(Source records)
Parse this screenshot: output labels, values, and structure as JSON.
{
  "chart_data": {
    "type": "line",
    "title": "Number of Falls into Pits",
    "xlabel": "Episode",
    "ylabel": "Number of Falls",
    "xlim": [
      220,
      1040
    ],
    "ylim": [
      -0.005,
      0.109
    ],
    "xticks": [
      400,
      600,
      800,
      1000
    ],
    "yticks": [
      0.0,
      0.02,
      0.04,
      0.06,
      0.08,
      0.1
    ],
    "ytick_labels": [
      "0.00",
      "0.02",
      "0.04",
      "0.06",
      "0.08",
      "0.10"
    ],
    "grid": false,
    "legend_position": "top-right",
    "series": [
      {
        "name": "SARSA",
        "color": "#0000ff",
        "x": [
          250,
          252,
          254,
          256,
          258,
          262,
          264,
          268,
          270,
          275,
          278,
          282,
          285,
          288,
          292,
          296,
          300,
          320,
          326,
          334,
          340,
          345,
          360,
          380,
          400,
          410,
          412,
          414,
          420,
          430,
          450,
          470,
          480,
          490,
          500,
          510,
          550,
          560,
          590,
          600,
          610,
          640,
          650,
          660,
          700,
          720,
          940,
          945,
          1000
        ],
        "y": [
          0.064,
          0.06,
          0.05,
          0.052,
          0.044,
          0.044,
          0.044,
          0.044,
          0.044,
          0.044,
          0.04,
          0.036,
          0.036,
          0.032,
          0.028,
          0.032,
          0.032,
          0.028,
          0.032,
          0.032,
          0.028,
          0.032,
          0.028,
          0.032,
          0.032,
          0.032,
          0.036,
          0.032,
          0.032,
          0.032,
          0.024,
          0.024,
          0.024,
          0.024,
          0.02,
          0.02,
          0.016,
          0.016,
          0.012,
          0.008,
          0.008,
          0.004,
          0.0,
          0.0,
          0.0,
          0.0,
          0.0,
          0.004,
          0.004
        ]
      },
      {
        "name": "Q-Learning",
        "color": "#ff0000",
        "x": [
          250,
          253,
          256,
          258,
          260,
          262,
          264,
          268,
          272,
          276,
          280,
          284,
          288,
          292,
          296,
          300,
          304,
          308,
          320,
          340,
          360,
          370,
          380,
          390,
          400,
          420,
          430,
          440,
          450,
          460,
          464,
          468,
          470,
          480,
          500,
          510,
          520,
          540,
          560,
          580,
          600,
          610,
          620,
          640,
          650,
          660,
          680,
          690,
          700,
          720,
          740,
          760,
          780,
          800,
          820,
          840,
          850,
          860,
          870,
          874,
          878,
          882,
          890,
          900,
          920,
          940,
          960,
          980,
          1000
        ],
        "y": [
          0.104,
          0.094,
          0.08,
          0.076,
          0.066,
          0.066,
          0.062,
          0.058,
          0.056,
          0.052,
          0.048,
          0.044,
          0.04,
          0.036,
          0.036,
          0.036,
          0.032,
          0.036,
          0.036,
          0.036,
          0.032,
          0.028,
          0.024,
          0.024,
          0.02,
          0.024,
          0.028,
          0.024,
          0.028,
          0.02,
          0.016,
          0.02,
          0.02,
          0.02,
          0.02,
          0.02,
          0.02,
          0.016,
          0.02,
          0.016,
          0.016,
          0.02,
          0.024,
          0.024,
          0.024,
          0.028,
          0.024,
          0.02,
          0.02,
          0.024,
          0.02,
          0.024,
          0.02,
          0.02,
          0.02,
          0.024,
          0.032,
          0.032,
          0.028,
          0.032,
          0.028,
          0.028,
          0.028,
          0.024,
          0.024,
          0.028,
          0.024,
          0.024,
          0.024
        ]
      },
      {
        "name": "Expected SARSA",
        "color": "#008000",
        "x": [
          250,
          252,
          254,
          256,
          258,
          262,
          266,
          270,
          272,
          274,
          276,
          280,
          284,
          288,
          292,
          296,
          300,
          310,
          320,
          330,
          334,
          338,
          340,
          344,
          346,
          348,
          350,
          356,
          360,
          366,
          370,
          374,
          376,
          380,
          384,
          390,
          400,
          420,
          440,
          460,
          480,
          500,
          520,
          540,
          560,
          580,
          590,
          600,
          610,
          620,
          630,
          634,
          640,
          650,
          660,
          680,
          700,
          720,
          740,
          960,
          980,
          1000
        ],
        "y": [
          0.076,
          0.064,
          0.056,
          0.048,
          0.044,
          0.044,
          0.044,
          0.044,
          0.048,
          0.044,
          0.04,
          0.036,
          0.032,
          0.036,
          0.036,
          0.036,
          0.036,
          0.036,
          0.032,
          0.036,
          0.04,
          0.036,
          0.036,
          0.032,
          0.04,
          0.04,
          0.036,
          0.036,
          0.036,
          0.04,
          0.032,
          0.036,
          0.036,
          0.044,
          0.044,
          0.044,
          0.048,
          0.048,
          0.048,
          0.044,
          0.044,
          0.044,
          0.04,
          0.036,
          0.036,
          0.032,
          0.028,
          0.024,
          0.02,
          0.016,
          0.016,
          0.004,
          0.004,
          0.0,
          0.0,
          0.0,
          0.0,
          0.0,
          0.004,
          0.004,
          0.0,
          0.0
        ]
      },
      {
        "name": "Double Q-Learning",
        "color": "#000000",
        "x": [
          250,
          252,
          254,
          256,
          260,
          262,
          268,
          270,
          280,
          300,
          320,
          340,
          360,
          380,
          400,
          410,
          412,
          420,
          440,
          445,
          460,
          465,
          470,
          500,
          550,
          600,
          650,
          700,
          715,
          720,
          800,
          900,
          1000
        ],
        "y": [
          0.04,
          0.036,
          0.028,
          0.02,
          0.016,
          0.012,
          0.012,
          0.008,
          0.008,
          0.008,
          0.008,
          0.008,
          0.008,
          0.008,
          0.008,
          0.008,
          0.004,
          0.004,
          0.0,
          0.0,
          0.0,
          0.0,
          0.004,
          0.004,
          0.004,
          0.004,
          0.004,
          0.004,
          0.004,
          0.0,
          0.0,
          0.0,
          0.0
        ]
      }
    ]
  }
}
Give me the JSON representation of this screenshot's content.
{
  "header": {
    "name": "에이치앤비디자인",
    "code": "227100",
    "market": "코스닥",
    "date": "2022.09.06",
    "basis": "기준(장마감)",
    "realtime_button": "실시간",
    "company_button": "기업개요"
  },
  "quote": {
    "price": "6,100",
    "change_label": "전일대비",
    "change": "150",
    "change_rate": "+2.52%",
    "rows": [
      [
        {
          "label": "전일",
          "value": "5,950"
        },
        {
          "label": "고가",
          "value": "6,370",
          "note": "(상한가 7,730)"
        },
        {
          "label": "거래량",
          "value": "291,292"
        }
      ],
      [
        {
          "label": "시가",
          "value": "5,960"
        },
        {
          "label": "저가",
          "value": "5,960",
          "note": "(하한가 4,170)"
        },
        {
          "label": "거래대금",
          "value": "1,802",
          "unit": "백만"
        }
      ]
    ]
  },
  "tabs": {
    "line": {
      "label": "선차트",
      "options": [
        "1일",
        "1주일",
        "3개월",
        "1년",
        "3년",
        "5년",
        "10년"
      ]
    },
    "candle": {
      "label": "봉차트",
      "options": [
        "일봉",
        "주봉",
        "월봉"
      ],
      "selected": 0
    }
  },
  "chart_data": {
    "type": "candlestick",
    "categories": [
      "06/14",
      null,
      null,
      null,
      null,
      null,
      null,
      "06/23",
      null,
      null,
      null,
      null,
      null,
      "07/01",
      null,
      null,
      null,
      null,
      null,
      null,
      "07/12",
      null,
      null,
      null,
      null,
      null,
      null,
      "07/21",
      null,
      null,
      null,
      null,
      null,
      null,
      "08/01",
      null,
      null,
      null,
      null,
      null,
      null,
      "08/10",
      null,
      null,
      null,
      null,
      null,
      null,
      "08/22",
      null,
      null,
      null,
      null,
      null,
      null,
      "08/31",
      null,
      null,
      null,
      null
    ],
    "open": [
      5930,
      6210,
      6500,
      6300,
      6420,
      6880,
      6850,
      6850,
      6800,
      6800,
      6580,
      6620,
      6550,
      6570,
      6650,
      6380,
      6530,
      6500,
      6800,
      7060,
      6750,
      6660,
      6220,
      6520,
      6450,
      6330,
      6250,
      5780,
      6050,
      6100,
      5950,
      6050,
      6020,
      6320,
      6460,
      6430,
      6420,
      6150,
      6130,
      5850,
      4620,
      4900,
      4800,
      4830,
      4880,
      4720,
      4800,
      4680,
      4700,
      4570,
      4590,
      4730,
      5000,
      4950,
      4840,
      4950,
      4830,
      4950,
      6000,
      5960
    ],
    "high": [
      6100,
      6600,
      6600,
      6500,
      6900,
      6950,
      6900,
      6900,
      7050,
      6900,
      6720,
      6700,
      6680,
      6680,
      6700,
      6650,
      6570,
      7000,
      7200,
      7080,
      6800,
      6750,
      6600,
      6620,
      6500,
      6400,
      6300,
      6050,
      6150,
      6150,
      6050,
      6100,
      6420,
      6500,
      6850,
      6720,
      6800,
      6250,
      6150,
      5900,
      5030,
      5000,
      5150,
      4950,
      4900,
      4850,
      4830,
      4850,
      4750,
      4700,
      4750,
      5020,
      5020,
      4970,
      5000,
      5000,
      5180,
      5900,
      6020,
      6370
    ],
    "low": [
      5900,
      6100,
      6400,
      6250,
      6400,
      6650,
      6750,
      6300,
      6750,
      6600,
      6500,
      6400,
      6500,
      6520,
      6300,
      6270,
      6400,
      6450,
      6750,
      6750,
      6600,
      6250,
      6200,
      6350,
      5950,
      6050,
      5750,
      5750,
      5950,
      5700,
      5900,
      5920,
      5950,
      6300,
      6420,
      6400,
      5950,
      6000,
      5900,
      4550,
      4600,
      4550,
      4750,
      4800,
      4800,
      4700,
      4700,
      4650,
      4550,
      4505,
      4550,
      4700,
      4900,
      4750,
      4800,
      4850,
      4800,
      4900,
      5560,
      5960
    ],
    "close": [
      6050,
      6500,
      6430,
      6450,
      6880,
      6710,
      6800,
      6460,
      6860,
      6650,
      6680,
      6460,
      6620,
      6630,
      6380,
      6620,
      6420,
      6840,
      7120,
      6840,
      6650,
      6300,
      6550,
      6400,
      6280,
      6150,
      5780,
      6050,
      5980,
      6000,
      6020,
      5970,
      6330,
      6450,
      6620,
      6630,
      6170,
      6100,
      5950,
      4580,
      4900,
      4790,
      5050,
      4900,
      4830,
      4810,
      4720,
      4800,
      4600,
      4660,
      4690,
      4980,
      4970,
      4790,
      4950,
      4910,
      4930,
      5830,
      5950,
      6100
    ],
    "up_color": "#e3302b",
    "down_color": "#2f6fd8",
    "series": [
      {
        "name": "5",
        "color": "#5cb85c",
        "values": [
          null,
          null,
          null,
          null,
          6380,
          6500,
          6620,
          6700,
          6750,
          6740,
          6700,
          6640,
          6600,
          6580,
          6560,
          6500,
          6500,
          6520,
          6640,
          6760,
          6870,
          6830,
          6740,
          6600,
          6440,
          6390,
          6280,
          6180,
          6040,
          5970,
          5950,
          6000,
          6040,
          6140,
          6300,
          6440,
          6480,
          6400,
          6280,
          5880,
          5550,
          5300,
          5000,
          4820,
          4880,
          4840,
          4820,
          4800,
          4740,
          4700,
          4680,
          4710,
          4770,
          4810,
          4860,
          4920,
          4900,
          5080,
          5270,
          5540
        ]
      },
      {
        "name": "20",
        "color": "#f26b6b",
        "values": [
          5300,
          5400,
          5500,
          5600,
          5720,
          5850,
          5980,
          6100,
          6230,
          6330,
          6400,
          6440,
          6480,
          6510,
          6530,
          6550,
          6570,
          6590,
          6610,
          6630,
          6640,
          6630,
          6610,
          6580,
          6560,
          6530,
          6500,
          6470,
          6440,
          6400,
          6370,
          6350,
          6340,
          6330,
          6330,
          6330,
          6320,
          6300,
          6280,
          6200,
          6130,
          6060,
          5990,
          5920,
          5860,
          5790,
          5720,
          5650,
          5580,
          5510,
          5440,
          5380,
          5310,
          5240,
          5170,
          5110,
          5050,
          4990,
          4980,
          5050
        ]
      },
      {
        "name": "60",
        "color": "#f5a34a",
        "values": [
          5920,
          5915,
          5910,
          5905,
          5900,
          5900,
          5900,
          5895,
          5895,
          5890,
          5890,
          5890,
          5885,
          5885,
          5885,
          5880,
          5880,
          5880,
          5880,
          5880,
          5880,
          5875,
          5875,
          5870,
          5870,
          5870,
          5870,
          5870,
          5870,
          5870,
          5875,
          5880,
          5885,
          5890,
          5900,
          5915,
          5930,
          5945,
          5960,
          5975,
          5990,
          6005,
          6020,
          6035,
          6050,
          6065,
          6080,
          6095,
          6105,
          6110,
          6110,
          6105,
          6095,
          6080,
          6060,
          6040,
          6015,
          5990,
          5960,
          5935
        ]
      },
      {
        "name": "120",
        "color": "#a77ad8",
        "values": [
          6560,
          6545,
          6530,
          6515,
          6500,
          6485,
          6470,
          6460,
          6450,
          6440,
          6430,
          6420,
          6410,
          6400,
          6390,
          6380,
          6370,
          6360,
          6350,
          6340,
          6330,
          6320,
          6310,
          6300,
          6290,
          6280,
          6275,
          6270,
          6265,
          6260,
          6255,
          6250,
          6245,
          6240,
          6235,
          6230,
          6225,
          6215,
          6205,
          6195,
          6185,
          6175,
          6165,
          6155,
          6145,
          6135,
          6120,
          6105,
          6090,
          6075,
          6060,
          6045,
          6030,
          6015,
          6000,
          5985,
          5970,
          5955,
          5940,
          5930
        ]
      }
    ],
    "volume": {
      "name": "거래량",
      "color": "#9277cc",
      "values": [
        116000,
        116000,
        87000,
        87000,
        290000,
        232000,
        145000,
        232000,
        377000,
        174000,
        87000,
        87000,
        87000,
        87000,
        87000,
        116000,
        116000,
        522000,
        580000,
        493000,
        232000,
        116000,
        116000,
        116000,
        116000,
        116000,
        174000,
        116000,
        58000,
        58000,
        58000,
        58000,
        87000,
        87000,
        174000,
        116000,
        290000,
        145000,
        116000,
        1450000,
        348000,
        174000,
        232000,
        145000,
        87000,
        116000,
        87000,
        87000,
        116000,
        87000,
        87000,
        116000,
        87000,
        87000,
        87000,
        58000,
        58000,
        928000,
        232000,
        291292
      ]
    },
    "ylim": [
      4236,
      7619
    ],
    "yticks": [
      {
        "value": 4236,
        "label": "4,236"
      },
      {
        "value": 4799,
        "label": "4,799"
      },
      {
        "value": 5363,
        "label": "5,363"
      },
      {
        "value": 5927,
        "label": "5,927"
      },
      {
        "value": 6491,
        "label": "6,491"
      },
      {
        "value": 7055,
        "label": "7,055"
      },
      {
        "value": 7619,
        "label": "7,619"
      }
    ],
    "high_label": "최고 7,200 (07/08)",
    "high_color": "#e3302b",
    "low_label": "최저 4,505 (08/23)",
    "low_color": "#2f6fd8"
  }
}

◆ **CHALLENGE**:
Return each line of the listing that holds the string "Learning".

◆ **FULL RESPONSE**:
        "name": "Q-Learning",
        "name": "Double Q-Learning",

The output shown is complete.